Written task
Return every record exactly as written.

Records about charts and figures
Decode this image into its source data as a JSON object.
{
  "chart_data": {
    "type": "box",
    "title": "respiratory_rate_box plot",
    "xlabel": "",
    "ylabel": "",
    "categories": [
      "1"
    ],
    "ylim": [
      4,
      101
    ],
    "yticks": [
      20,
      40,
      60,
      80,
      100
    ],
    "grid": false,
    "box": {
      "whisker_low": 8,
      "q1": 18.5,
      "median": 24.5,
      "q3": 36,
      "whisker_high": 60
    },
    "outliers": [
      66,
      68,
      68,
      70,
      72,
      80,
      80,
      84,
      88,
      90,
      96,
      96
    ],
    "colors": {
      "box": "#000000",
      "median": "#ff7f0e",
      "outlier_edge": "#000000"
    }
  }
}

Solution to the exercise
Decode this image into its source data as a JSON object.
{
  "chart_data": {
    "type": "box",
    "title": "respiratory_rate_box plot",
    "xlabel": "",
    "ylabel": "",
    "categories": [
      "1"
    ],
    "ylim": [
      4,
      101
    ],
    "yticks": [
      20,
      40,
      60,
      80,
      100
    ],
    "grid": false,
    "box": {
      "whisker_low": 8,
      "q1": 18.5,
      "median": 24.5,
      "q3": 36,
      "whisker_high": 60
    },
    "outliers": [
      66,
      68,
      68,
      70,
      72,
      80,
      80,
      84,
      88,
      90,
      96,
      96
    ],
    "colors": {
      "box": "#000000",
      "median": "#ff7f0e",
      "outlier_edge": "#000000"
    }
  }
}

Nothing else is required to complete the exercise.